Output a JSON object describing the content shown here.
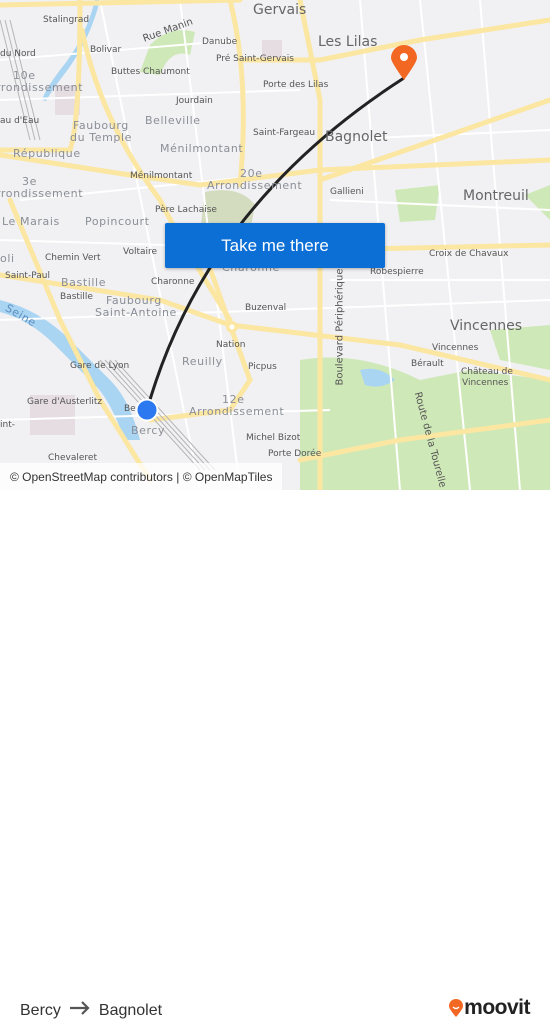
{
  "map": {
    "labels": [
      "Stalingrad",
      "Rue Manin",
      "Bolivar",
      "Danube",
      "Pré Saint-Gervais",
      "du Nord",
      "10e",
      "rrondissement",
      "Buttes Chaumont",
      "Jourdain",
      "Porte des Lilas",
      "Gervais",
      "Les Lilas",
      "Bagnolet",
      "Belleville",
      "au d'Eau",
      "Faubourg",
      "du Temple",
      "Ménilmontant",
      "Saint-Fargeau",
      "République",
      "3e",
      "rrondissement",
      "Ménilmontant",
      "20e",
      "Arrondissement",
      "Gallieni",
      "Montreuil",
      "Père Lachaise",
      "Le Marais",
      "Popincourt",
      "oli",
      "Chemin Vert",
      "Voltaire",
      "Croix de Chavaux",
      "Robespierre",
      "Saint-Paul",
      "Bastille",
      "Charonne",
      "Bastille",
      "Faubourg",
      "Saint-Antoine",
      "Buzenval",
      "Seine",
      "Vincennes",
      "Nation",
      "Vincennes",
      "Reuilly",
      "Gare de Lyon",
      "Bérault",
      "Picpus",
      "Château de",
      "Vincennes",
      "Gare d'Austerlitz",
      "12e",
      "Arrondissement",
      "Boulevard Périphérique",
      "Route de la Tourelle",
      "Bercy",
      "Michel Bizot",
      "Porte Dorée",
      "Chevaleret",
      "Charonne",
      "int-",
      "Be"
    ],
    "origin_marker": "blue-location-dot",
    "destination_marker": "orange-pin-icon",
    "route_color": "#222222",
    "attribution": "© OpenStreetMap contributors | © OpenMapTiles"
  },
  "cta": {
    "label": "Take me there",
    "color": "#0b6fd6"
  },
  "footer": {
    "from": "Bercy",
    "arrow_icon": "arrow-right-icon",
    "to": "Bagnolet",
    "brand": "moovit",
    "brand_color": "#f26722"
  }
}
___
• [WORK TO DO]: Return every line of the records exactly as given, pictures excluded.

• [FULL OUTPUT]:
Output a JSON object describing the content shown here.
{
  "map": {
    "labels": [
      "Stalingrad",
      "Rue Manin",
      "Bolivar",
      "Danube",
      "Pré Saint-Gervais",
      "du Nord",
      "10e",
      "rrondissement",
      "Buttes Chaumont",
      "Jourdain",
      "Porte des Lilas",
      "Gervais",
      "Les Lilas",
      "Bagnolet",
      "Belleville",
      "au d'Eau",
      "Faubourg",
      "du Temple",
      "Ménilmontant",
      "Saint-Fargeau",
      "République",
      "3e",
      "rrondissement",
      "Ménilmontant",
      "20e",
      "Arrondissement",
      "Gallieni",
      "Montreuil",
      "Père Lachaise",
      "Le Marais",
      "Popincourt",
      "oli",
      "Chemin Vert",
      "Voltaire",
      "Croix de Chavaux",
      "Robespierre",
      "Saint-Paul",
      "Bastille",
      "Charonne",
      "Bastille",
      "Faubourg",
      "Saint-Antoine",
      "Buzenval",
      "Seine",
      "Vincennes",
      "Nation",
      "Vincennes",
      "Reuilly",
      "Gare de Lyon",
      "Bérault",
      "Picpus",
      "Château de",
      "Vincennes",
      "Gare d'Austerlitz",
      "12e",
      "Arrondissement",
      "Boulevard Périphérique",
      "Route de la Tourelle",
      "Bercy",
      "Michel Bizot",
      "Porte Dorée",
      "Chevaleret",
      "Charonne",
      "int-",
      "Be"
    ],
    "origin_marker": "blue-location-dot",
    "destination_marker": "orange-pin-icon",
    "route_color": "#222222",
    "attribution": "© OpenStreetMap contributors | © OpenMapTiles"
  },
  "cta": {
    "label": "Take me there",
    "color": "#0b6fd6"
  },
  "footer": {
    "from": "Bercy",
    "arrow_icon": "arrow-right-icon",
    "to": "Bagnolet",
    "brand": "moovit",
    "brand_color": "#f26722"
  }
}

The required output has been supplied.